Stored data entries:

* * * * *

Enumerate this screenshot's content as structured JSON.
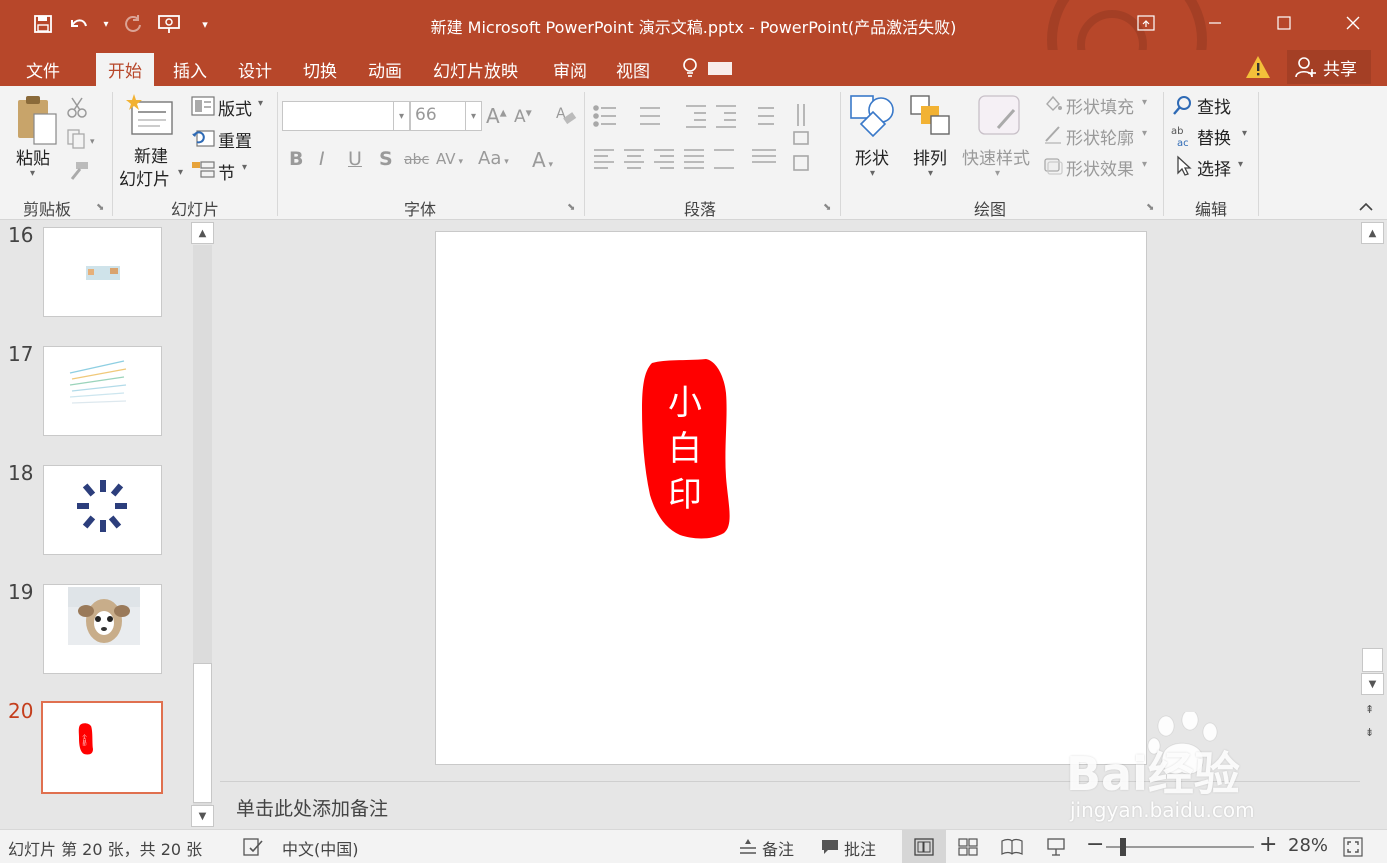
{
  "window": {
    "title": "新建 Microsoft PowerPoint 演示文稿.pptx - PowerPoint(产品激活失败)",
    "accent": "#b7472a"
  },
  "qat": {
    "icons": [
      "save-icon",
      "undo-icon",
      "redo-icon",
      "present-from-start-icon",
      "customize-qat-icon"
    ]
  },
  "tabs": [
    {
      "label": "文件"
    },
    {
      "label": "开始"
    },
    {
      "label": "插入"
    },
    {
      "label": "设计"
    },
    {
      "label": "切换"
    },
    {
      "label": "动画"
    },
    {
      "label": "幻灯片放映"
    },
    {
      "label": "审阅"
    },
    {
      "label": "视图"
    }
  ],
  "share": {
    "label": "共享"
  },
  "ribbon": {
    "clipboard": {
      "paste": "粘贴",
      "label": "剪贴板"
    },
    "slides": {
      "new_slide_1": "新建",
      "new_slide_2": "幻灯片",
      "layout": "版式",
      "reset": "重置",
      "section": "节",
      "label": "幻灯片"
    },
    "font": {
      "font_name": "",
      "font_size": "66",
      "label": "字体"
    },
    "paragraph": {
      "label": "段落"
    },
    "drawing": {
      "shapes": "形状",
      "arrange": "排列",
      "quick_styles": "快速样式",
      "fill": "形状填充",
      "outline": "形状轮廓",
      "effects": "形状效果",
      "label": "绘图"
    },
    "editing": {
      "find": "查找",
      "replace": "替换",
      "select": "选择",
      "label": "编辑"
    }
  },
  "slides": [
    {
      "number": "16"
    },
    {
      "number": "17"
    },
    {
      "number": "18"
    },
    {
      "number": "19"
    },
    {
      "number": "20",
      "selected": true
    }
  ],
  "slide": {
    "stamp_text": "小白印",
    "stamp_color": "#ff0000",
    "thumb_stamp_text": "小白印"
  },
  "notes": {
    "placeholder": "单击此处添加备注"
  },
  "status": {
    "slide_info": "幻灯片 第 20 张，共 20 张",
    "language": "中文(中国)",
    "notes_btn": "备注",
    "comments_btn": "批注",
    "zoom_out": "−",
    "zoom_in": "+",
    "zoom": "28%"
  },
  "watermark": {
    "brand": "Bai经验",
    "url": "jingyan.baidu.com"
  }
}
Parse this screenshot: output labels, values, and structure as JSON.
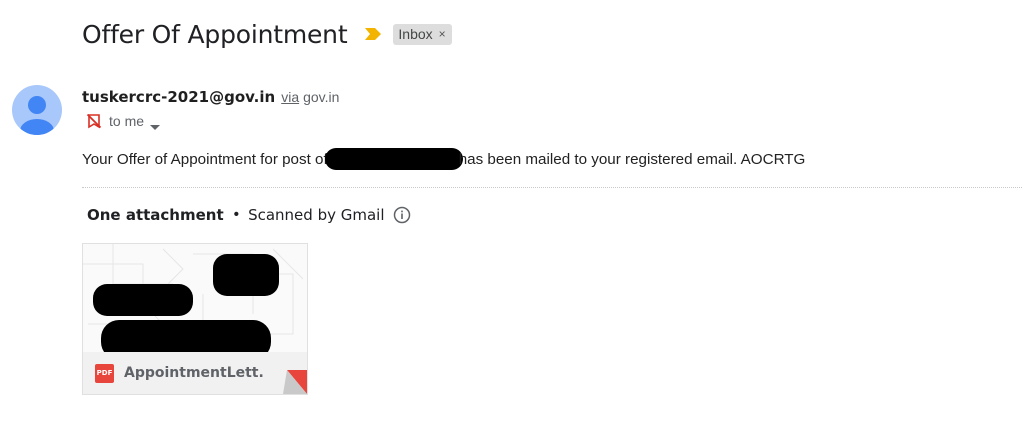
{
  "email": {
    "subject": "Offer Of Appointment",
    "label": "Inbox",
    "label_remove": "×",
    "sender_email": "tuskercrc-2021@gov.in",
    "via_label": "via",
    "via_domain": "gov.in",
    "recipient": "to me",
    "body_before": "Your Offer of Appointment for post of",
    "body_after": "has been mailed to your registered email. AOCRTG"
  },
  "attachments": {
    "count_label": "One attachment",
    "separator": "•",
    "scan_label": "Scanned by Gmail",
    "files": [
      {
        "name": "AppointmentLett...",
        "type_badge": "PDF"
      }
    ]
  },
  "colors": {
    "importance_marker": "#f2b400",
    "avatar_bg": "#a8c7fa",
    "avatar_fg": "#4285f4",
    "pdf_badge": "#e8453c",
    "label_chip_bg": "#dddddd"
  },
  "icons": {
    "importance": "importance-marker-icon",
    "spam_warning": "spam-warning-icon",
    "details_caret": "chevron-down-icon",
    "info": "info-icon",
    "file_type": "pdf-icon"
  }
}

* * * * *

• Task directions
Restate the listing above word for word, and skip the pictures.

• Final result
Enumerate this screenshot's content as structured JSON.
{
  "window": {
    "title": "新建 Microsoft PowerPoint 演示文稿.pptx - PowerPoint(产品激活失败)",
    "accent": "#b7472a"
  },
  "qat": {
    "icons": [
      "save-icon",
      "undo-icon",
      "redo-icon",
      "present-from-start-icon",
      "customize-qat-icon"
    ]
  },
  "tabs": [
    {
      "label": "文件"
    },
    {
      "label": "开始"
    },
    {
      "label": "插入"
    },
    {
      "label": "设计"
    },
    {
      "label": "切换"
    },
    {
      "label": "动画"
    },
    {
      "label": "幻灯片放映"
    },
    {
      "label": "审阅"
    },
    {
      "label": "视图"
    }
  ],
  "share": {
    "label": "共享"
  },
  "ribbon": {
    "clipboard": {
      "paste": "粘贴",
      "label": "剪贴板"
    },
    "slides": {
      "new_slide_1": "新建",
      "new_slide_2": "幻灯片",
      "layout": "版式",
      "reset": "重置",
      "section": "节",
      "label": "幻灯片"
    },
    "font": {
      "font_name": "",
      "font_size": "66",
      "label": "字体"
    },
    "paragraph": {
      "label": "段落"
    },
    "drawing": {
      "shapes": "形状",
      "arrange": "排列",
      "quick_styles": "快速样式",
      "fill": "形状填充",
      "outline": "形状轮廓",
      "effects": "形状效果",
      "label": "绘图"
    },
    "editing": {
      "find": "查找",
      "replace": "替换",
      "select": "选择",
      "label": "编辑"
    }
  },
  "slides": [
    {
      "number": "16"
    },
    {
      "number": "17"
    },
    {
      "number": "18"
    },
    {
      "number": "19"
    },
    {
      "number": "20",
      "selected": true
    }
  ],
  "slide": {
    "stamp_text": "小白印",
    "stamp_color": "#ff0000",
    "thumb_stamp_text": "小白印"
  },
  "notes": {
    "placeholder": "单击此处添加备注"
  },
  "status": {
    "slide_info": "幻灯片 第 20 张，共 20 张",
    "language": "中文(中国)",
    "notes_btn": "备注",
    "comments_btn": "批注",
    "zoom_out": "−",
    "zoom_in": "+",
    "zoom": "28%"
  },
  "watermark": {
    "brand": "Bai经验",
    "url": "jingyan.baidu.com"
  }
}
Parse this screenshot: output labels, values, and structure as JSON.
{
  "email": {
    "subject": "Offer Of Appointment",
    "label": "Inbox",
    "label_remove": "×",
    "sender_email": "tuskercrc-2021@gov.in",
    "via_label": "via",
    "via_domain": "gov.in",
    "recipient": "to me",
    "body_before": "Your Offer of Appointment for post of",
    "body_after": "has been mailed to your registered email. AOCRTG"
  },
  "attachments": {
    "count_label": "One attachment",
    "separator": "•",
    "scan_label": "Scanned by Gmail",
    "files": [
      {
        "name": "AppointmentLett...",
        "type_badge": "PDF"
      }
    ]
  },
  "colors": {
    "importance_marker": "#f2b400",
    "avatar_bg": "#a8c7fa",
    "avatar_fg": "#4285f4",
    "pdf_badge": "#e8453c",
    "label_chip_bg": "#dddddd"
  },
  "icons": {
    "importance": "importance-marker-icon",
    "spam_warning": "spam-warning-icon",
    "details_caret": "chevron-down-icon",
    "info": "info-icon",
    "file_type": "pdf-icon"
  }
}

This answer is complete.